═════ Data supplied ═════
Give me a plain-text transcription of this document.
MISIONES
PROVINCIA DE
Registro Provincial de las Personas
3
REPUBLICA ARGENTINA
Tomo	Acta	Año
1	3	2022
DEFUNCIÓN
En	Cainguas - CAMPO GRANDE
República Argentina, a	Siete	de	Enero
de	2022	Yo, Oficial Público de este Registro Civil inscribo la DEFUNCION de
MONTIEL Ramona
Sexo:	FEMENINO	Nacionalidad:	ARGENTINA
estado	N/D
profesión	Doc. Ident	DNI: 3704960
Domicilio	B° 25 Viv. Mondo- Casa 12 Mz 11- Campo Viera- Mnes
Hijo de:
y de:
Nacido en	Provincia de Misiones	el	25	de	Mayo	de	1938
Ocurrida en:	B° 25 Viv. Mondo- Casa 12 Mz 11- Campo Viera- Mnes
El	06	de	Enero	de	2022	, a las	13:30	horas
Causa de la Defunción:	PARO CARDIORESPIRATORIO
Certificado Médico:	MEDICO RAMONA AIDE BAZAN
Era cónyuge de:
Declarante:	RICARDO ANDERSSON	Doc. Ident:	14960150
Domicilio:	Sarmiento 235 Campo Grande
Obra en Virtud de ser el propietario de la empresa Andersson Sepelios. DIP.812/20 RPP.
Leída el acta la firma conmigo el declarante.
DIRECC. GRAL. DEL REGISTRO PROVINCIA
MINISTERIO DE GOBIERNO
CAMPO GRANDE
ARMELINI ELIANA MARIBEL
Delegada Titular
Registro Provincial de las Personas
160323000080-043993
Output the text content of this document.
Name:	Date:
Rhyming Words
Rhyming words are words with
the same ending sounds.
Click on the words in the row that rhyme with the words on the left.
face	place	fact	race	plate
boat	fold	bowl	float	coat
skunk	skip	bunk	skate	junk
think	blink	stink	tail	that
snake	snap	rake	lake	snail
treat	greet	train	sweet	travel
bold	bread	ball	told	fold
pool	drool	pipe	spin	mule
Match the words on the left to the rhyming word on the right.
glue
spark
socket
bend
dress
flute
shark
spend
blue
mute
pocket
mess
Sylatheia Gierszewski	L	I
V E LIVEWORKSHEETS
═════
**What you have to do**.
Write out the material exactly as given.

**Solution for this task**.
Give me a plain-text transcription of this document.
MISIONES
PROVINCIA DE
Registro Provincial de las Personas
3
REPUBLICA ARGENTINA
Tomo	Acta	Año
1	3	2022
DEFUNCIÓN
En	Cainguas - CAMPO GRANDE
República Argentina, a	Siete	de	Enero
de	2022	Yo, Oficial Público de este Registro Civil inscribo la DEFUNCION de
MONTIEL Ramona
Sexo:	FEMENINO	Nacionalidad:	ARGENTINA
estado	N/D
profesión	Doc. Ident	DNI: 3704960
Domicilio	B° 25 Viv. Mondo- Casa 12 Mz 11- Campo Viera- Mnes
Hijo de:
y de:
Nacido en	Provincia de Misiones	el	25	de	Mayo	de	1938
Ocurrida en:	B° 25 Viv. Mondo- Casa 12 Mz 11- Campo Viera- Mnes
El	06	de	Enero	de	2022	, a las	13:30	horas
Causa de la Defunción:	PARO CARDIORESPIRATORIO
Certificado Médico:	MEDICO RAMONA AIDE BAZAN
Era cónyuge de:
Declarante:	RICARDO ANDERSSON	Doc. Ident:	14960150
Domicilio:	Sarmiento 235 Campo Grande
Obra en Virtud de ser el propietario de la empresa Andersson Sepelios. DIP.812/20 RPP.
Leída el acta la firma conmigo el declarante.
DIRECC. GRAL. DEL REGISTRO PROVINCIA
MINISTERIO DE GOBIERNO
CAMPO GRANDE
ARMELINI ELIANA MARIBEL
Delegada Titular
Registro Provincial de las Personas
160323000080-043993
Output the text content of this document.
Name:	Date:
Rhyming Words
Rhyming words are words with
the same ending sounds.
Click on the words in the row that rhyme with the words on the left.
face	place	fact	race	plate
boat	fold	bowl	float	coat
skunk	skip	bunk	skate	junk
think	blink	stink	tail	that
snake	snap	rake	lake	snail
treat	greet	train	sweet	travel
bold	bread	ball	told	fold
pool	drool	pipe	spin	mule
Match the words on the left to the rhyming word on the right.
glue
spark
socket
bend
dress
flute
shark
spend
blue
mute
pocket
mess
Sylatheia Gierszewski	L	I
V E LIVEWORKSHEETS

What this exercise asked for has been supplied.